::: PROVIDED DATA
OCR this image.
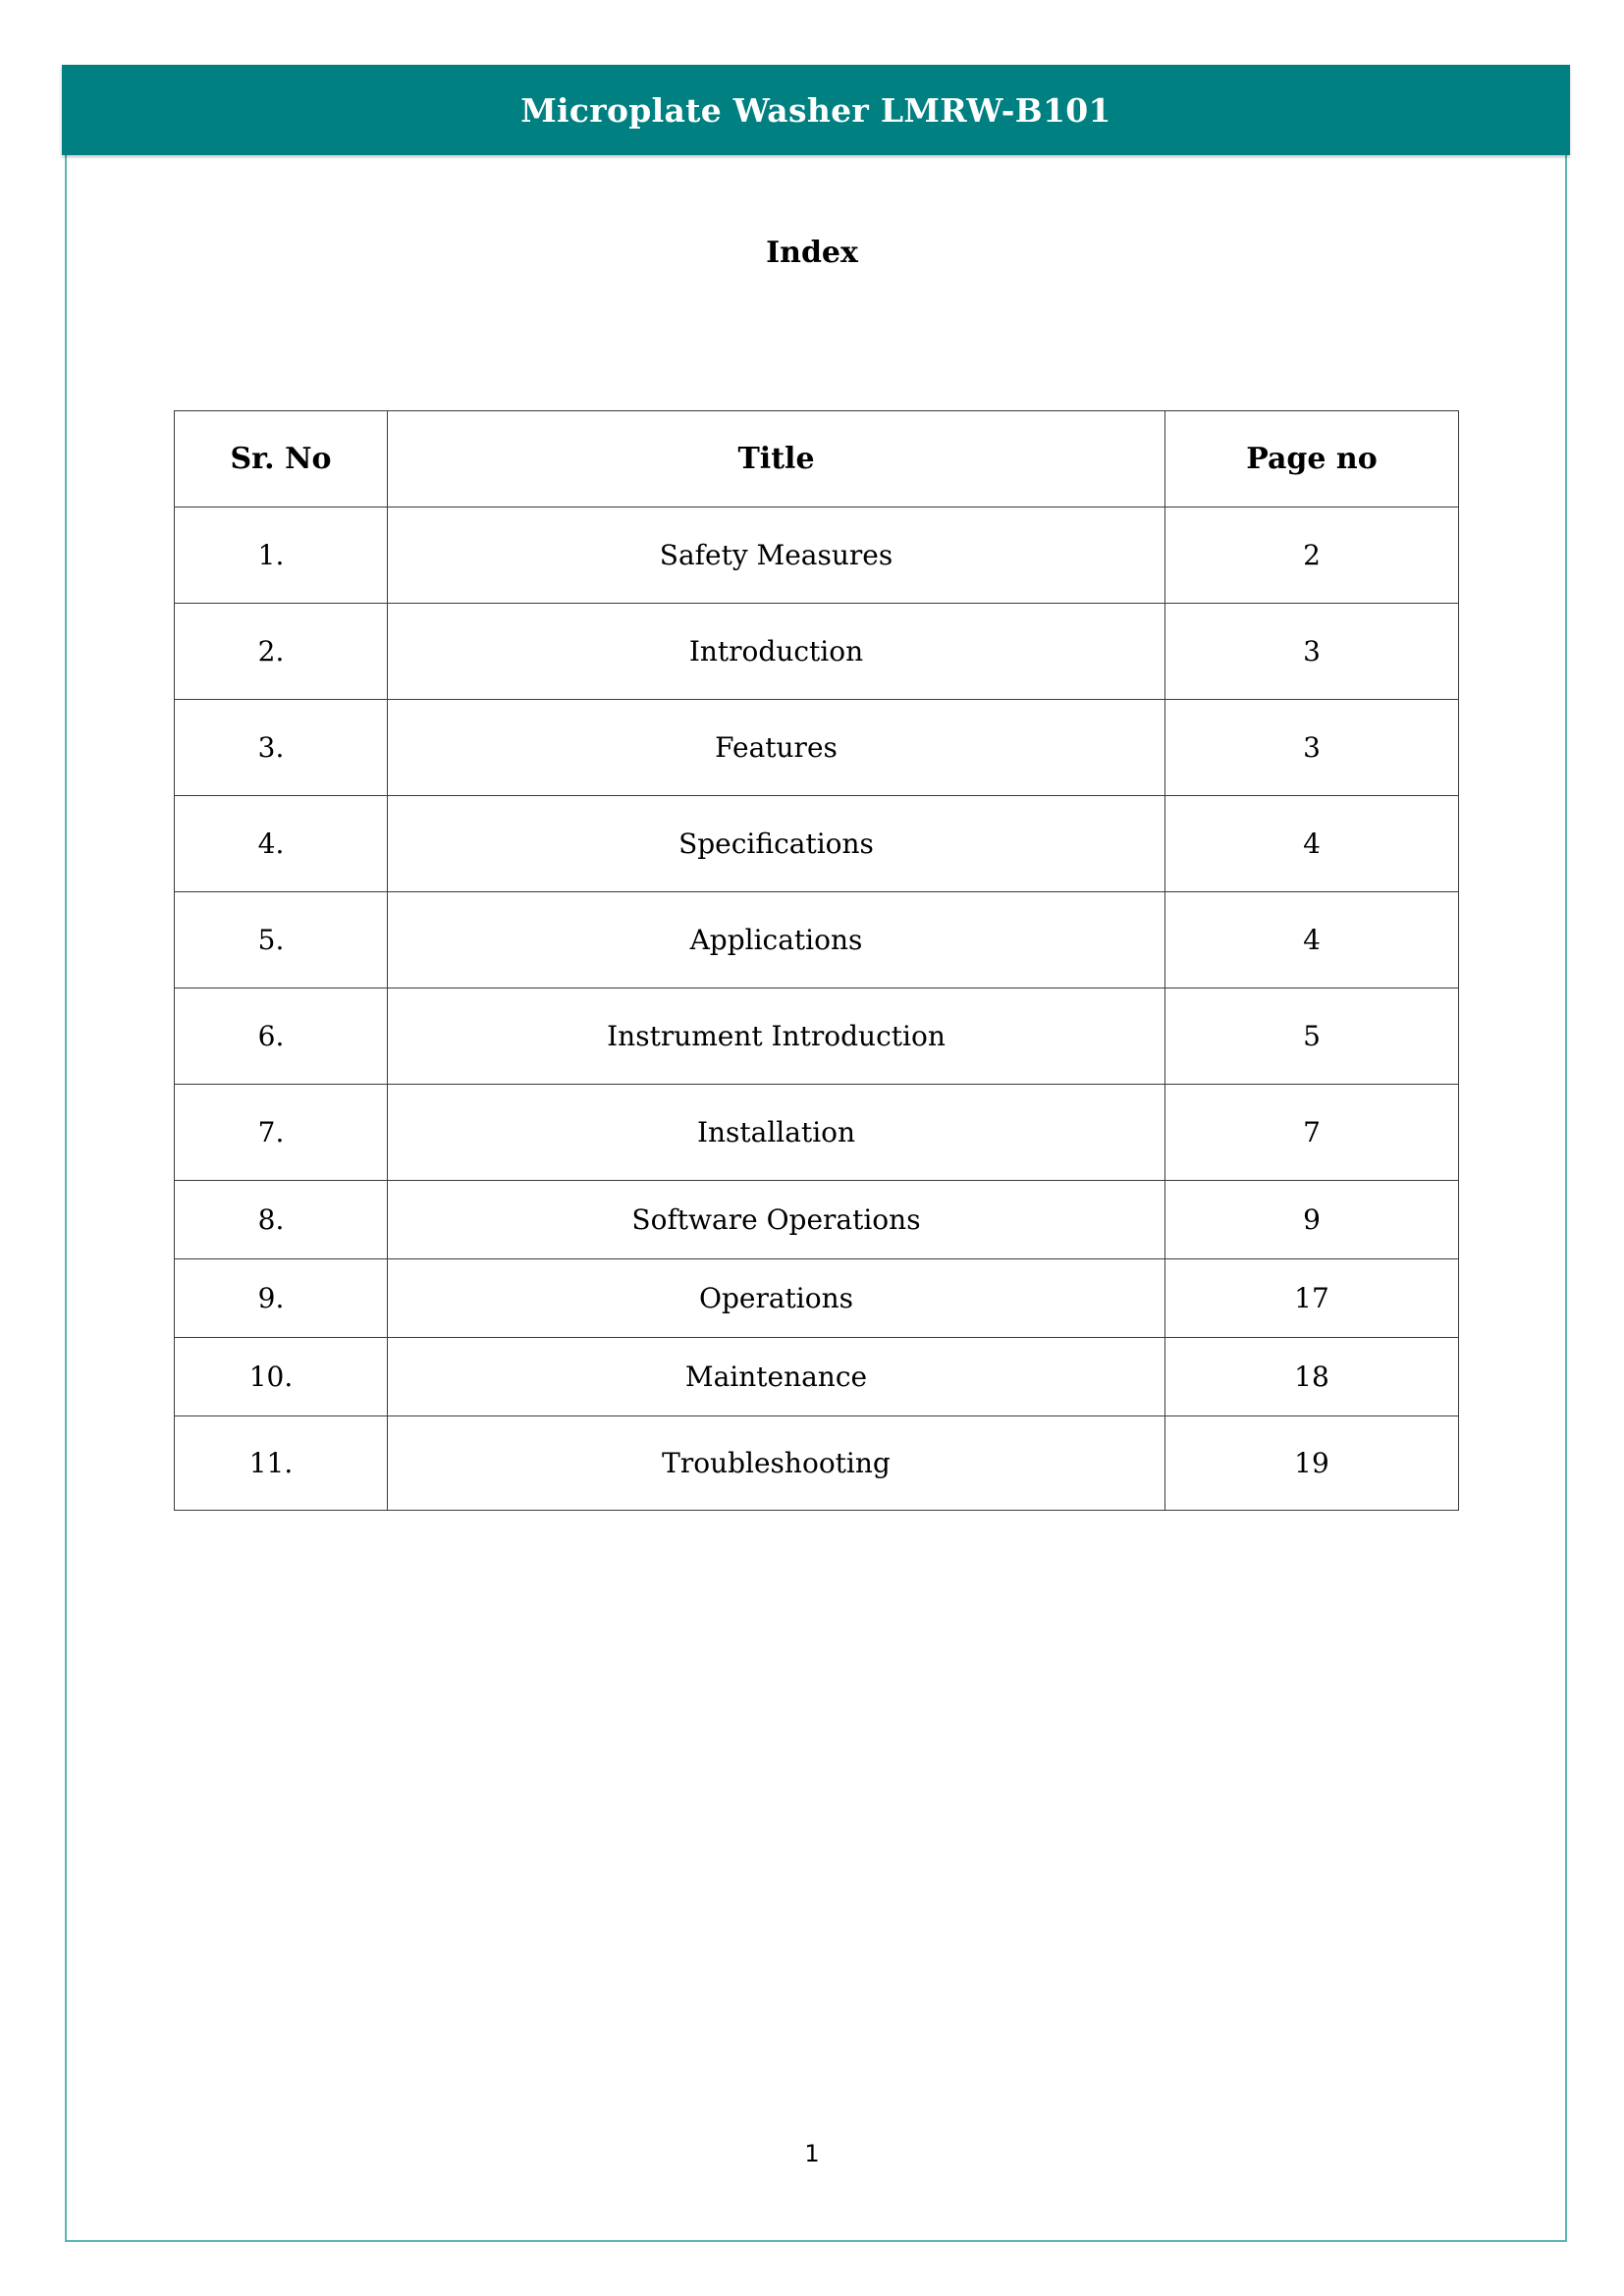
Microplate Washer LMRW-B101
Index
Sr. No	Title	Page no
1.	Safety Measures	2
2.	Introduction	3
3.	Features	3
4.	Specifications	4
5.	Applications	4
6.	Instrument Introduction	5
7.	Installation	7
8.	Software Operations	9
9.	Operations	17
10.	Maintenance	18
11.	Troubleshooting	19
1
::::::
■ PROBLEM REQUIREMENTS ■
Using the material above, gather every line that includes "Operations".

■ RESPONSE TO THE TASK ■
8.	Software Operations	9
9.	Operations	17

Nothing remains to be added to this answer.